» **SET TASK**
Which lines in the material below contain the string "dropdown", with case matched exactly? Find each one and copy it in full.

» **DATA**
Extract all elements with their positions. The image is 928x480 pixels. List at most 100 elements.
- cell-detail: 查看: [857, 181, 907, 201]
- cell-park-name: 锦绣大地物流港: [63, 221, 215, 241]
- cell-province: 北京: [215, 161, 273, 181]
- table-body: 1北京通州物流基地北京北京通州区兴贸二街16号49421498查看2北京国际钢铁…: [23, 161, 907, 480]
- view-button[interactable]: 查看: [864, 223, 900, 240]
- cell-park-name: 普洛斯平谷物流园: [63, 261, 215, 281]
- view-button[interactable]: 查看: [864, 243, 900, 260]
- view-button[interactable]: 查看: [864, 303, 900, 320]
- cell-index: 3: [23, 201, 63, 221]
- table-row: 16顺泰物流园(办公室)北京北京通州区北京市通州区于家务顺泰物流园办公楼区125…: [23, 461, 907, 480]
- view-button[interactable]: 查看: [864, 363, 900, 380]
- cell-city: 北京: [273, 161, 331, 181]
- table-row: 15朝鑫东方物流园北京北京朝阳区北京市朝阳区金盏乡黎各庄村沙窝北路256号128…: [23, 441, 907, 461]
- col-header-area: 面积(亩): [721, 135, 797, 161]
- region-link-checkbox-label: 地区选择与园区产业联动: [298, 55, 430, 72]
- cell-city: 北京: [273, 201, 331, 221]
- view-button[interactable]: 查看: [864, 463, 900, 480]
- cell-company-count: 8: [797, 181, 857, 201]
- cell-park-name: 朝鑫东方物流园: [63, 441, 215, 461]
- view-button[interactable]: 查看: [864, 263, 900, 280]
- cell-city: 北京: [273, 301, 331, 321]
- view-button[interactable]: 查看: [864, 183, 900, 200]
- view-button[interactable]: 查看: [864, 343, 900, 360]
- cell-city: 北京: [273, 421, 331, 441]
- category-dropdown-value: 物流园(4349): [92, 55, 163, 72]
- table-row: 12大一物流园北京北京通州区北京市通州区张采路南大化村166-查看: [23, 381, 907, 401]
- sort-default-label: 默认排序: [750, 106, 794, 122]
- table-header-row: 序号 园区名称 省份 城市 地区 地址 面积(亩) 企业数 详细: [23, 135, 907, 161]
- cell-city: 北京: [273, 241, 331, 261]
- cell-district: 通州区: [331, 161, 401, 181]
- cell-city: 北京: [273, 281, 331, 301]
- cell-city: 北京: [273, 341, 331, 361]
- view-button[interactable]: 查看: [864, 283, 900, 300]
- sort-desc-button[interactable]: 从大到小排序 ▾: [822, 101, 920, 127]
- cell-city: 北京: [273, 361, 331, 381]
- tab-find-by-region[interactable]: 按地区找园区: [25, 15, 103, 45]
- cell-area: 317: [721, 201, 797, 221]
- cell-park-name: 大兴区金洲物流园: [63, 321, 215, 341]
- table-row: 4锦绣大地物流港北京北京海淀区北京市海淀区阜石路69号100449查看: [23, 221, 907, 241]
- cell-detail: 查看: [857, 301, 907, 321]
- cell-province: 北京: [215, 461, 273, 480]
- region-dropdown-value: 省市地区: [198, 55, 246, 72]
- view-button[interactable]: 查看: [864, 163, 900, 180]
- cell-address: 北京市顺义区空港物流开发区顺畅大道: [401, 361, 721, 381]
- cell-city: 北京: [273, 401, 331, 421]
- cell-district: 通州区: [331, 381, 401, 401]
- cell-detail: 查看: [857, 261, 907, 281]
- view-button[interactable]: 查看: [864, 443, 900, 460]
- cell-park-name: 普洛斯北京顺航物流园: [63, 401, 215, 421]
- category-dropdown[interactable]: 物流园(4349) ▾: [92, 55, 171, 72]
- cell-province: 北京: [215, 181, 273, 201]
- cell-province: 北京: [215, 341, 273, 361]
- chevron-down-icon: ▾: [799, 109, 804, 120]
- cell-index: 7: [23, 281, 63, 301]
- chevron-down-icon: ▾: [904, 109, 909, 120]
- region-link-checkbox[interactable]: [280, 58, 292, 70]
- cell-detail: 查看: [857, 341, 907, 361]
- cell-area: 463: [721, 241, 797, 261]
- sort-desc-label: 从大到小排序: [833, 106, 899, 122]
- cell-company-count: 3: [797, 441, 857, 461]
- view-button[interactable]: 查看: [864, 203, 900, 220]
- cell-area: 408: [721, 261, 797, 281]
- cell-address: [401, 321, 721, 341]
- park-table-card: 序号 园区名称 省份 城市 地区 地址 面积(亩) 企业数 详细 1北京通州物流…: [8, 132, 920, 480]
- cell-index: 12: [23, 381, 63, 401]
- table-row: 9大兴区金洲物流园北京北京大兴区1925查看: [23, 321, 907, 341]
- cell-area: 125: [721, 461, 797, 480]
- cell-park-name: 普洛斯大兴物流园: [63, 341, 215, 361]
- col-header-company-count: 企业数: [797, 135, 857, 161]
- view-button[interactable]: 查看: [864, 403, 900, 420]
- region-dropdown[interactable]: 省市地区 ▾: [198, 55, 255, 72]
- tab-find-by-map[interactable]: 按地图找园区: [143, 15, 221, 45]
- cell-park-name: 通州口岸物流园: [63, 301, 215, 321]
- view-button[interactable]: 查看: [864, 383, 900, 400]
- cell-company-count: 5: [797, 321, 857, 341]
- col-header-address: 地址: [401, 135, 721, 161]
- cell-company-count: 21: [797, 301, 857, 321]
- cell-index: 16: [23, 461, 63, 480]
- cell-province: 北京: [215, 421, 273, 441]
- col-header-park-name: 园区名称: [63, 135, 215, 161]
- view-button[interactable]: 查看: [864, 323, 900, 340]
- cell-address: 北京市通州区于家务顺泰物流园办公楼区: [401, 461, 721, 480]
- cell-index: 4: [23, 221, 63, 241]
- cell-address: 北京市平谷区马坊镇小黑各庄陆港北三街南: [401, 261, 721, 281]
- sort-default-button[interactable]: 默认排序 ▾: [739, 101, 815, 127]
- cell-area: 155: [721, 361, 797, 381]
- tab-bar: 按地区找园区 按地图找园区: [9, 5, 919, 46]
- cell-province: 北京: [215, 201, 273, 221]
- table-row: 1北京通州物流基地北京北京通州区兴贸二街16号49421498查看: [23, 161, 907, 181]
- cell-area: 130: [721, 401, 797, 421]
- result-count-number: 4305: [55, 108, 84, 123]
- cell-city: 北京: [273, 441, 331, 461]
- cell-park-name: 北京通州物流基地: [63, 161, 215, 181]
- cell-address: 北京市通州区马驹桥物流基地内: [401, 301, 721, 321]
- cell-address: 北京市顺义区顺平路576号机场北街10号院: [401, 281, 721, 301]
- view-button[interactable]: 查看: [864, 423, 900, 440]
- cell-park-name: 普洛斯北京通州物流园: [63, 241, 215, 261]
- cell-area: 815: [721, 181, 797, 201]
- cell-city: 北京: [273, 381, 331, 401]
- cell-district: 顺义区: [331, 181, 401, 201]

» **REPLY TO THE TASK**
- category-dropdown-value: 物流园(4349): [92, 55, 163, 72]
- region-dropdown-value: 省市地区: [198, 55, 246, 72]
- category-dropdown[interactable]: 物流园(4349) ▾: [92, 55, 171, 72]
- region-dropdown[interactable]: 省市地区 ▾: [198, 55, 255, 72]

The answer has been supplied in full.